-- Start Text section --
In the Ptolemaic system, the
planets are assumed to move in a small circle, called an
epicycle, which in turn moves along a larger circle called a
deferent. Both circles rotate counterclockwise and are roughly parallel to the Earth's plane of orbit (
ecliptic). The
orbits of planets in this system are
epitrochoids.
The deferent was a circle centered around a point halfway between the equant and the earth. The epicycle rotated on the deferent with uniform motion, not with respect to the center, but with respect to the off-center point called the
equant. The rate at which the planet moved on the epicycle was fixed such that the angle between the center of the of epicycle and the planet was the same as the angle between the earth and the sun.
Ptolemy did not predict the relative sizes of the planetary deferents in the
Almagest. All of his calculations were done with respect to a normalized deferent. This is not to say that he believed the planets were all equidistant. He did guess at an ordering of the planets. Later he calculated their distances in the
Planetary Hypotheses.
For
superior planets the planet would typically rotate in the night sky slower than the stars. Each night the planet would "lag" a little behind the star. This is
prograde motion. Occasionally, near
opposition, the planet would appear to rotate in the night sky faster than the stars. This is retrograde motion. Ptolemy's model, in part, sought to explain this behavior.
The
inferior planets were always observed to be near the sun, appearing only shortly before sunrise or shortly after sunset. To accommodate this, Ptolemy's model fixed the motion of Mercury and Venus so that the line from the equant point to the center of the epicycle was always parallel to the earth-sun line.
According to one school of thought in the history of astronomy, minor imperfections in the original Ptolemaic system were discovered through observations accumulated over time. More levels of epicycles (circles within circles) were added to the models, to match more accurately the observed planetary motions. The multiplication of epicycles led to a nearly unworkable system by the 16th century.
Copernicus created his
heliocentric system in order to simplify the Ptolemaic astronomy of his day, and he succeeded in drastically reducing the number of "circles," a term which included both epicycles and (eccentric) deferents.
"With better observations additional epicycles and eccentric were used to represent the newly observed phenomena till in the later Middle Ages the universe became a 'Sphere/With Centric and Eccentric scribbled o'er,/Cycle and Epicycle, Orb in Orb'--"[Dorothy Stimson, The Gradual Acceptance of the Copernican Theory of the Universe (New York, 1917), p. 14. The quotation is from John Milton's Paradise Lost, Book 8, 11.82-85.]Most commonly the number of circles is given as 80 for Ptolemy, versus a mere 34 for Copernicus.
[Robert Palter, "An Approach to the History of Early Astronomy," Studies in the History and Philosophy of Science 1 (1970): 94.] The highest number appeared in the
Encyclopaedia Britannica on "Astronomy" during the 1960s, in a discussion of King
Alfonso X of Castile's interest in astronomy during the 13th century. (Among his other activities, Alfonso is supposed to have commissioned the
Alfonsine Tables.)
-- End Text section --
Objective a
Recast the records, from the start of the records through the line holding "The 90 degree", inclusive, as a two-column CSV with columns input and output. Give one row per input with its answer, each value in a single quoted field with line breaks replaced by spaces.
-- Start The data --
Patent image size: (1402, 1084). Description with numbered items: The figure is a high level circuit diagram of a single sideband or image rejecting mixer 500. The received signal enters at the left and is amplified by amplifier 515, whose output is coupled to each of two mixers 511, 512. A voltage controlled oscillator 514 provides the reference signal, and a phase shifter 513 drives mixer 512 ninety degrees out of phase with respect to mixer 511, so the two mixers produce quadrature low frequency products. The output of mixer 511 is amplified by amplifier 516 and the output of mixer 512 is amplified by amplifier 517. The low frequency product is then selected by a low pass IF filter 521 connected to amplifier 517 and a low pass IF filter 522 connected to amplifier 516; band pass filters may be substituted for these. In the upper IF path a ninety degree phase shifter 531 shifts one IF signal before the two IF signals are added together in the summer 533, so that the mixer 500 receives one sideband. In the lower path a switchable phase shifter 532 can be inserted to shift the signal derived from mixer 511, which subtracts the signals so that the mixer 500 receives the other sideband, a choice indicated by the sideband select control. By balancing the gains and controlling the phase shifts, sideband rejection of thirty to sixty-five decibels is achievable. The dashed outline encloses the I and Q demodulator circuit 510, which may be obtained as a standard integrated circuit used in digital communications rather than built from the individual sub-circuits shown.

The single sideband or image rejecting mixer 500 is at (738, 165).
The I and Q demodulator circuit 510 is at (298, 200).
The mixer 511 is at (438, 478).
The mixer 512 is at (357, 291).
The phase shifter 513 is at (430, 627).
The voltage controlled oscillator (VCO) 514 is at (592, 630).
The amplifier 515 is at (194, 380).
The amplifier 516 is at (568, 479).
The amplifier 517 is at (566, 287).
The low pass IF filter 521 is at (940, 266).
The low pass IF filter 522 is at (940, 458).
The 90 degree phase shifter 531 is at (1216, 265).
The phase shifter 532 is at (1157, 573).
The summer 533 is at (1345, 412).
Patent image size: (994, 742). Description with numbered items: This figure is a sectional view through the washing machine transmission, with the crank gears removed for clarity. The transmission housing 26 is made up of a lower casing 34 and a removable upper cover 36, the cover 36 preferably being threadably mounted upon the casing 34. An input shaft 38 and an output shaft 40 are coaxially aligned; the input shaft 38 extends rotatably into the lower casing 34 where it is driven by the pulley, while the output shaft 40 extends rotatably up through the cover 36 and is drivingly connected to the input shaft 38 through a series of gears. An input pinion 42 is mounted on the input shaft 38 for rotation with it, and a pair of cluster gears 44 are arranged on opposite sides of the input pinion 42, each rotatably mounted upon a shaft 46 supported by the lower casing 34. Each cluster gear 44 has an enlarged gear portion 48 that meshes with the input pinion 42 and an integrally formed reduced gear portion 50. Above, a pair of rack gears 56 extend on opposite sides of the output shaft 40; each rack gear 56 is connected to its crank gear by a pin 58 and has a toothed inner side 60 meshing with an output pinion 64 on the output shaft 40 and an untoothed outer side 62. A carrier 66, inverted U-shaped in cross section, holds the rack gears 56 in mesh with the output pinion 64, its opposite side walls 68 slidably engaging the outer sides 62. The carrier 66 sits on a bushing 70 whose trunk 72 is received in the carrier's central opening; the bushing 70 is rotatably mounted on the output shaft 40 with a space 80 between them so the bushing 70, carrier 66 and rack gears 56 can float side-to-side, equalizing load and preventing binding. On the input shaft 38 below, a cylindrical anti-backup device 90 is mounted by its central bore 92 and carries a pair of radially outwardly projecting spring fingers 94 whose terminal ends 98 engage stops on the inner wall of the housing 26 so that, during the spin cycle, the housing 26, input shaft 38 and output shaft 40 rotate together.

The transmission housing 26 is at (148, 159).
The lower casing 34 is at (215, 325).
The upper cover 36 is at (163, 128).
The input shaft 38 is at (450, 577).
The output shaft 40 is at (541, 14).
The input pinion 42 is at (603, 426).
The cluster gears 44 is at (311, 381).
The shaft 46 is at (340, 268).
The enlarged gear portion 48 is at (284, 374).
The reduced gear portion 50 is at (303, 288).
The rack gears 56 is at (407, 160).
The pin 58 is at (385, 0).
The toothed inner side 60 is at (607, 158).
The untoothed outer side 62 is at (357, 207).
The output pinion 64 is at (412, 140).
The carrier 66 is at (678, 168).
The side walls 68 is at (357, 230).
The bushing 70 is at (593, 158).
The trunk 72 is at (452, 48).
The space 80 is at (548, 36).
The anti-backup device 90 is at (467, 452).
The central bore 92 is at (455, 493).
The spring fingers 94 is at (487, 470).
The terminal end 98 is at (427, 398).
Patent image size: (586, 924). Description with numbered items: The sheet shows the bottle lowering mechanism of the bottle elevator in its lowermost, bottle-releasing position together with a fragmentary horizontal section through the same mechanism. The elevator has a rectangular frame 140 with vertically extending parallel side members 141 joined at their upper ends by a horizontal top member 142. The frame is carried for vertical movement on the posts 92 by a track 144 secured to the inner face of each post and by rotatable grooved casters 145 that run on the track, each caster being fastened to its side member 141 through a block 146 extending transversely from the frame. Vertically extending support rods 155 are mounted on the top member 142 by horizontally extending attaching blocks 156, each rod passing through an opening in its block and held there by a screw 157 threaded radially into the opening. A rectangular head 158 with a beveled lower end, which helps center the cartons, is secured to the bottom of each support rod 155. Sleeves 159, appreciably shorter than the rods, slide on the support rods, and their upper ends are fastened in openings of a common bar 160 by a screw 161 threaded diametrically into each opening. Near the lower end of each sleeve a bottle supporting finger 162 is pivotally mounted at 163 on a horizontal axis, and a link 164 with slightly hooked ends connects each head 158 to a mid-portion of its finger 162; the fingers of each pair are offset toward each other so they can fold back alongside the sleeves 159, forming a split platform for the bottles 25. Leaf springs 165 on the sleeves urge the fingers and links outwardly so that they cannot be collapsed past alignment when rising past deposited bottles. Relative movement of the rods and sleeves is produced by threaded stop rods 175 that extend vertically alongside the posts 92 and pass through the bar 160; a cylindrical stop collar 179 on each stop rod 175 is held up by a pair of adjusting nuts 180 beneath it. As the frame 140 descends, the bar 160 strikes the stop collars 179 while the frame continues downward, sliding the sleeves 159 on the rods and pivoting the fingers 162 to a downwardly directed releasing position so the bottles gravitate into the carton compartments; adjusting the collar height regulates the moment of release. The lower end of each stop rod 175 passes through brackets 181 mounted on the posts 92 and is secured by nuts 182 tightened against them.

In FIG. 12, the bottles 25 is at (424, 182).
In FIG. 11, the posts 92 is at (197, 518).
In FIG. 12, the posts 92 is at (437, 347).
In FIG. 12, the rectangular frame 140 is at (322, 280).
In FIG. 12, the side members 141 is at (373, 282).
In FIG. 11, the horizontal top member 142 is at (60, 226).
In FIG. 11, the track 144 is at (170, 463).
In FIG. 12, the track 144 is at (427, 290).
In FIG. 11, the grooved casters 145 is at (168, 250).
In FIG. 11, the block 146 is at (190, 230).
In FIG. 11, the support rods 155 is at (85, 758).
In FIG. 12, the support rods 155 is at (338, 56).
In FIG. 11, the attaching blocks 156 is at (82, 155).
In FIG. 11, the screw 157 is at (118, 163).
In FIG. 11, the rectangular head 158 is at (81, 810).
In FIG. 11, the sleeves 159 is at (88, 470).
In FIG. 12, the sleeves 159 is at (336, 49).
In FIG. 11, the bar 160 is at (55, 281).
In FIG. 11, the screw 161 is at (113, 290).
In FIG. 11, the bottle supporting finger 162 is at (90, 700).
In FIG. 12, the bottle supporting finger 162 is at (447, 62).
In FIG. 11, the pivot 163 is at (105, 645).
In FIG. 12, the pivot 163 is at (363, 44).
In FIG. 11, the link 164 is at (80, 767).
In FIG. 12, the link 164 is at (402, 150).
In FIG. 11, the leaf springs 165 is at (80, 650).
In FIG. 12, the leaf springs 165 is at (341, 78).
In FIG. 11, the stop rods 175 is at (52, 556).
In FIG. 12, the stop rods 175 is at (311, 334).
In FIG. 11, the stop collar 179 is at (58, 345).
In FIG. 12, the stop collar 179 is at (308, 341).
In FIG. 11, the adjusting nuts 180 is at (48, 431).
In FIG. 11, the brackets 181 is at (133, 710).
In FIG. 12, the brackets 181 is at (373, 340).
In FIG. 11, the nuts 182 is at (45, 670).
-- End The data --
Objective b
Rewrite the passage on the Ptolemaic system between "In the Ptolemaic" and "and the sun.", inclusive, changing "deferent" to "carrier circle".

Exercise output a
input,output
"Patent image size: (1402, 1084). Description with numbered items: The figure is a high level circuit diagram of a single sideband or image rejecting mixer 500. The received signal enters at the left and is amplified by amplifier 515, whose output is coupled to each of two mixers 511, 512. A voltage controlled oscillator 514 provides the reference signal, and a phase shifter 513 drives mixer 512 ninety degrees out of phase with respect to mixer 511, so the two mixers produce quadrature low frequency products. The output of mixer 511 is amplified by amplifier 516 and the output of mixer 512 is amplified by amplifier 517. The low frequency product is then selected by a low pass IF filter 521 connected to amplifier 517 and a low pass IF filter 522 connected to amplifier 516; band pass filters may be substituted for these. In the upper IF path a ninety degree phase shifter 531 shifts one IF signal before the two IF signals are added together in the summer 533, so that the mixer 500 receives one sideband. In the lower path a switchable phase shifter 532 can be inserted to shift the signal derived from mixer 511, which subtracts the signals so that the mixer 500 receives the other sideband, a choice indicated by the sideband select control. By balancing the gains and controlling the phase shifts, sideband rejection of thirty to sixty-five decibels is achievable. The dashed outline encloses the I and Q demodulator circuit 510, which may be obtained as a standard integrated circuit used in digital communications rather than built from the individual sub-circuits shown.","The single sideband or image rejecting mixer 500 is at (738, 165). The I and Q demodulator circuit 510 is at (298, 200). The mixer 511 is at (438, 478). The mixer 512 is at (357, 291). The phase shifter 513 is at (430, 627). The voltage controlled oscillator (VCO) 514 is at (592, 630). The amplifier 515 is at (194, 380). The amplifier 516 is at (568, 479). The amplifier 517 is at (566, 287). The low pass IF filter 521 is at (940, 266). The low pass IF filter 522 is at (940, 458). The 90 degree phase shifter 531 is at (1216, 265)."

Exercise output b
In the Ptolemaic system, the
planets are assumed to move in a small circle, called an
epicycle, which in turn moves along a larger circle called a
carrier circle. Both circles rotate counterclockwise and are roughly parallel to the Earth's plane of orbit (
ecliptic). The
orbits of planets in this system are
epitrochoids.
The carrier circle was a circle centered around a point halfway between the equant and the earth. The epicycle rotated on the carrier circle with uniform motion, not with respect to the center, but with respect to the off-center point called the
equant. The rate at which the planet moved on the epicycle was fixed such that the angle between the center of the of epicycle and the planet was the same as the angle between the earth and the sun.